• [Material for this exercise]:
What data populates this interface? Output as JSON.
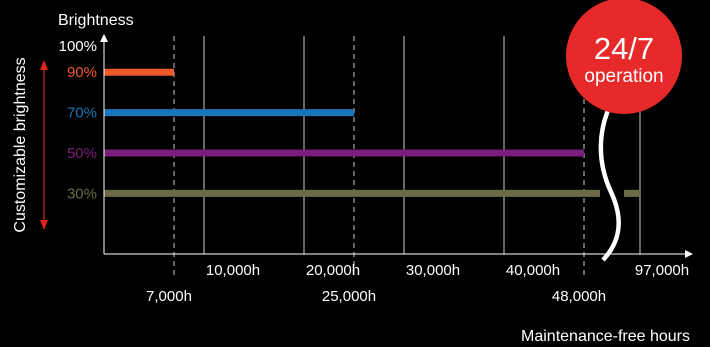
{
  "chart_data": {
    "type": "bar",
    "orientation": "horizontal",
    "y_title": "Brightness",
    "y_side_label": "Customizable brightness",
    "y_top_label": "100%",
    "x_title": "Maintenance-free hours",
    "x_break_between": [
      48000,
      97000
    ],
    "x_ticks_major": [
      "10,000h",
      "20,000h",
      "30,000h",
      "40,000h",
      "97,000h"
    ],
    "x_ticks_marked": [
      "7,000h",
      "25,000h",
      "48,000h"
    ],
    "series": [
      {
        "label": "90%",
        "brightness": 90,
        "hours": 7000,
        "color": "#f05a28"
      },
      {
        "label": "70%",
        "brightness": 70,
        "hours": 25000,
        "color": "#1b75bb"
      },
      {
        "label": "50%",
        "brightness": 50,
        "hours": 48000,
        "color": "#7b1e7a"
      },
      {
        "label": "30%",
        "brightness": 30,
        "hours": 97000,
        "color": "#6b6b45"
      }
    ],
    "badge": {
      "line1": "24/7",
      "line2": "operation",
      "color": "#e62a2a"
    },
    "colors": {
      "axis": "#ffffff",
      "grid": "#ffffff",
      "arrow": "#e2231a"
    }
  }
}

• [Problem to solve]:
Pictures are not part of the copy; output everything else in the records exactly.

• [Result of the exercise]:
What data populates this interface? Output as JSON.
{
  "chart_data": {
    "type": "bar",
    "orientation": "horizontal",
    "y_title": "Brightness",
    "y_side_label": "Customizable brightness",
    "y_top_label": "100%",
    "x_title": "Maintenance-free hours",
    "x_break_between": [
      48000,
      97000
    ],
    "x_ticks_major": [
      "10,000h",
      "20,000h",
      "30,000h",
      "40,000h",
      "97,000h"
    ],
    "x_ticks_marked": [
      "7,000h",
      "25,000h",
      "48,000h"
    ],
    "series": [
      {
        "label": "90%",
        "brightness": 90,
        "hours": 7000,
        "color": "#f05a28"
      },
      {
        "label": "70%",
        "brightness": 70,
        "hours": 25000,
        "color": "#1b75bb"
      },
      {
        "label": "50%",
        "brightness": 50,
        "hours": 48000,
        "color": "#7b1e7a"
      },
      {
        "label": "30%",
        "brightness": 30,
        "hours": 97000,
        "color": "#6b6b45"
      }
    ],
    "badge": {
      "line1": "24/7",
      "line2": "operation",
      "color": "#e62a2a"
    },
    "colors": {
      "axis": "#ffffff",
      "grid": "#ffffff",
      "arrow": "#e2231a"
    }
  }
}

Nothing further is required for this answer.